Records contained in a dataset:

━━━━

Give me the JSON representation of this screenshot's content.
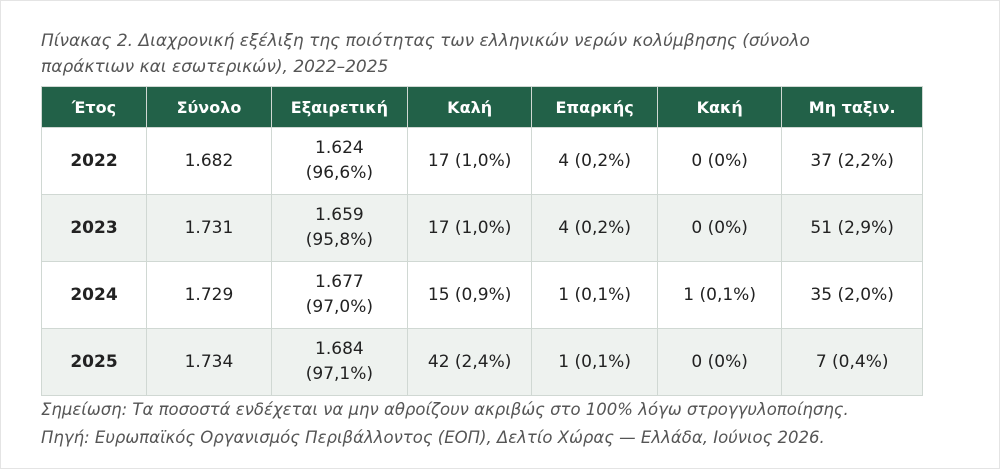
{
  "caption": "Πίνακας 2. Διαχρονική εξέλιξη της ποιότητας των ελληνικών νερών κολύμβησης (σύνολο παράκτιων και εσωτερικών), 2022–2025",
  "table": {
    "header": [
      "Έτος",
      "Σύνολο",
      "Εξαιρετική",
      "Καλή",
      "Επαρκής",
      "Κακή",
      "Μη ταξιν."
    ],
    "rows": [
      [
        "2022",
        "1.682",
        "1.624 (96,6%)",
        "17 (1,0%)",
        "4 (0,2%)",
        "0 (0%)",
        "37 (2,2%)"
      ],
      [
        "2023",
        "1.731",
        "1.659 (95,8%)",
        "17 (1,0%)",
        "4 (0,2%)",
        "0 (0%)",
        "51 (2,9%)"
      ],
      [
        "2024",
        "1.729",
        "1.677 (97,0%)",
        "15 (0,9%)",
        "1 (0,1%)",
        "1 (0,1%)",
        "35 (2,0%)"
      ],
      [
        "2025",
        "1.734",
        "1.684 (97,1%)",
        "42 (2,4%)",
        "1 (0,1%)",
        "0 (0%)",
        "7 (0,4%)"
      ]
    ]
  },
  "notes": [
    "Σημείωση: Τα ποσοστά ενδέχεται να μην αθροίζουν ακριβώς στο 100% λόγω στρογγυλοποίησης.",
    "Πηγή: Ευρωπαϊκός Οργανισμός Περιβάλλοντος (ΕΟΠ), Δελτίο Χώρας — Ελλάδα, Ιούνιος 2026."
  ]
}
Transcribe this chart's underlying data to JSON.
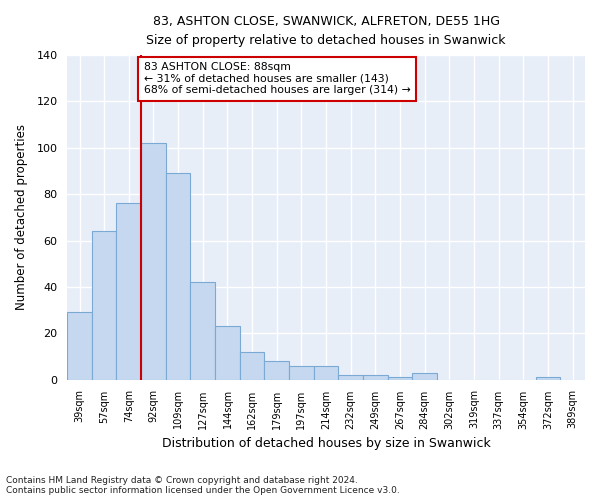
{
  "title1": "83, ASHTON CLOSE, SWANWICK, ALFRETON, DE55 1HG",
  "title2": "Size of property relative to detached houses in Swanwick",
  "xlabel": "Distribution of detached houses by size in Swanwick",
  "ylabel": "Number of detached properties",
  "categories": [
    "39sqm",
    "57sqm",
    "74sqm",
    "92sqm",
    "109sqm",
    "127sqm",
    "144sqm",
    "162sqm",
    "179sqm",
    "197sqm",
    "214sqm",
    "232sqm",
    "249sqm",
    "267sqm",
    "284sqm",
    "302sqm",
    "319sqm",
    "337sqm",
    "354sqm",
    "372sqm",
    "389sqm"
  ],
  "values": [
    29,
    64,
    76,
    102,
    89,
    42,
    23,
    12,
    8,
    6,
    6,
    2,
    2,
    1,
    3,
    0,
    0,
    0,
    0,
    1,
    0
  ],
  "bar_color": "#c5d8f0",
  "bar_edge_color": "#7aaad4",
  "vline_bin_index": 3,
  "annotation_line1": "83 ASHTON CLOSE: 88sqm",
  "annotation_line2": "← 31% of detached houses are smaller (143)",
  "annotation_line3": "68% of semi-detached houses are larger (314) →",
  "vline_color": "#cc0000",
  "annotation_edge_color": "#cc0000",
  "ylim": [
    0,
    140
  ],
  "yticks": [
    0,
    20,
    40,
    60,
    80,
    100,
    120,
    140
  ],
  "bg_color": "#e8eef8",
  "grid_color": "#ffffff",
  "footer1": "Contains HM Land Registry data © Crown copyright and database right 2024.",
  "footer2": "Contains public sector information licensed under the Open Government Licence v3.0."
}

━━━━

EXERCISE AIM: Identify how many lines in the entries above include the string "JSON", then state that number alone.

RESULT BELOW: 2